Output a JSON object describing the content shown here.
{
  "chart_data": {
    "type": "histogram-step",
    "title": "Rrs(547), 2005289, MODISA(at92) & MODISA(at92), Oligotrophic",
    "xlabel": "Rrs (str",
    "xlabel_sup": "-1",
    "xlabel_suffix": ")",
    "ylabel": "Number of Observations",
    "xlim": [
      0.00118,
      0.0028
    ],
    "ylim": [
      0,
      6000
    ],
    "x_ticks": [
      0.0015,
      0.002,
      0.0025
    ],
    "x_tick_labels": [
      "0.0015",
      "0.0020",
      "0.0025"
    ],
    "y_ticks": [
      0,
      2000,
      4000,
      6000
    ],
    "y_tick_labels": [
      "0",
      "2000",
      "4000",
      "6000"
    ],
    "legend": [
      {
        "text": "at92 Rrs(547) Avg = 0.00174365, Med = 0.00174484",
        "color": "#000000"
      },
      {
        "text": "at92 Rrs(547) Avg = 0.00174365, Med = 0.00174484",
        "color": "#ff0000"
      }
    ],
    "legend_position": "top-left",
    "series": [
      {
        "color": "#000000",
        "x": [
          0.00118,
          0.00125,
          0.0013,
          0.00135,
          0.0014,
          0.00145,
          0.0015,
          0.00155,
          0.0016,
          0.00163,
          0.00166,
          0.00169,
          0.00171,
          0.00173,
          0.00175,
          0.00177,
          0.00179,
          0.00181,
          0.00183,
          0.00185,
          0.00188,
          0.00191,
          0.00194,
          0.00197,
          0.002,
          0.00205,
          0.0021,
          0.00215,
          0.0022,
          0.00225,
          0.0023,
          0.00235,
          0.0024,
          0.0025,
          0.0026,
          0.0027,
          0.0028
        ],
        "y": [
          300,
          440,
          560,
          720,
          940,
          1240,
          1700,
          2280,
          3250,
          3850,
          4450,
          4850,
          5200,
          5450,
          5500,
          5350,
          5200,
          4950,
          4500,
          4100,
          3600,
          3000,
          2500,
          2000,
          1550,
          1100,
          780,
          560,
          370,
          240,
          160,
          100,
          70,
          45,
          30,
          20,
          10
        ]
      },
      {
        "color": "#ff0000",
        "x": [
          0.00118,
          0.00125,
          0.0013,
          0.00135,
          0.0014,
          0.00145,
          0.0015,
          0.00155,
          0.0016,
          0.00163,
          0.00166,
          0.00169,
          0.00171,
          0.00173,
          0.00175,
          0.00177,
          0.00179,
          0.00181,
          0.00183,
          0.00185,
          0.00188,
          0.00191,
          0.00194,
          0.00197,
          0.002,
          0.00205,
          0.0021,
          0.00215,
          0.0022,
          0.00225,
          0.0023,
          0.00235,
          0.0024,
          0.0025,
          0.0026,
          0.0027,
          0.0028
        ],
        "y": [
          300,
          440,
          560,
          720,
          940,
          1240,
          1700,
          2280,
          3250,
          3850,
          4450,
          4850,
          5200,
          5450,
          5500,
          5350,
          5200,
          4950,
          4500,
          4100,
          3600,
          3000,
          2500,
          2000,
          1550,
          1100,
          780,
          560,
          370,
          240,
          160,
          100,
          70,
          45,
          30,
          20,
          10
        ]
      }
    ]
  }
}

-.-.-

What you are asked to do
Write down all the entries again without a single difference.

Reply
Output a JSON object describing the content shown here.
{
  "chart_data": {
    "type": "histogram-step",
    "title": "Rrs(547), 2005289, MODISA(at92) & MODISA(at92), Oligotrophic",
    "xlabel": "Rrs (str",
    "xlabel_sup": "-1",
    "xlabel_suffix": ")",
    "ylabel": "Number of Observations",
    "xlim": [
      0.00118,
      0.0028
    ],
    "ylim": [
      0,
      6000
    ],
    "x_ticks": [
      0.0015,
      0.002,
      0.0025
    ],
    "x_tick_labels": [
      "0.0015",
      "0.0020",
      "0.0025"
    ],
    "y_ticks": [
      0,
      2000,
      4000,
      6000
    ],
    "y_tick_labels": [
      "0",
      "2000",
      "4000",
      "6000"
    ],
    "legend": [
      {
        "text": "at92 Rrs(547) Avg = 0.00174365, Med = 0.00174484",
        "color": "#000000"
      },
      {
        "text": "at92 Rrs(547) Avg = 0.00174365, Med = 0.00174484",
        "color": "#ff0000"
      }
    ],
    "legend_position": "top-left",
    "series": [
      {
        "color": "#000000",
        "x": [
          0.00118,
          0.00125,
          0.0013,
          0.00135,
          0.0014,
          0.00145,
          0.0015,
          0.00155,
          0.0016,
          0.00163,
          0.00166,
          0.00169,
          0.00171,
          0.00173,
          0.00175,
          0.00177,
          0.00179,
          0.00181,
          0.00183,
          0.00185,
          0.00188,
          0.00191,
          0.00194,
          0.00197,
          0.002,
          0.00205,
          0.0021,
          0.00215,
          0.0022,
          0.00225,
          0.0023,
          0.00235,
          0.0024,
          0.0025,
          0.0026,
          0.0027,
          0.0028
        ],
        "y": [
          300,
          440,
          560,
          720,
          940,
          1240,
          1700,
          2280,
          3250,
          3850,
          4450,
          4850,
          5200,
          5450,
          5500,
          5350,
          5200,
          4950,
          4500,
          4100,
          3600,
          3000,
          2500,
          2000,
          1550,
          1100,
          780,
          560,
          370,
          240,
          160,
          100,
          70,
          45,
          30,
          20,
          10
        ]
      },
      {
        "color": "#ff0000",
        "x": [
          0.00118,
          0.00125,
          0.0013,
          0.00135,
          0.0014,
          0.00145,
          0.0015,
          0.00155,
          0.0016,
          0.00163,
          0.00166,
          0.00169,
          0.00171,
          0.00173,
          0.00175,
          0.00177,
          0.00179,
          0.00181,
          0.00183,
          0.00185,
          0.00188,
          0.00191,
          0.00194,
          0.00197,
          0.002,
          0.00205,
          0.0021,
          0.00215,
          0.0022,
          0.00225,
          0.0023,
          0.00235,
          0.0024,
          0.0025,
          0.0026,
          0.0027,
          0.0028
        ],
        "y": [
          300,
          440,
          560,
          720,
          940,
          1240,
          1700,
          2280,
          3250,
          3850,
          4450,
          4850,
          5200,
          5450,
          5500,
          5350,
          5200,
          4950,
          4500,
          4100,
          3600,
          3000,
          2500,
          2000,
          1550,
          1100,
          780,
          560,
          370,
          240,
          160,
          100,
          70,
          45,
          30,
          20,
          10
        ]
      }
    ]
  }
}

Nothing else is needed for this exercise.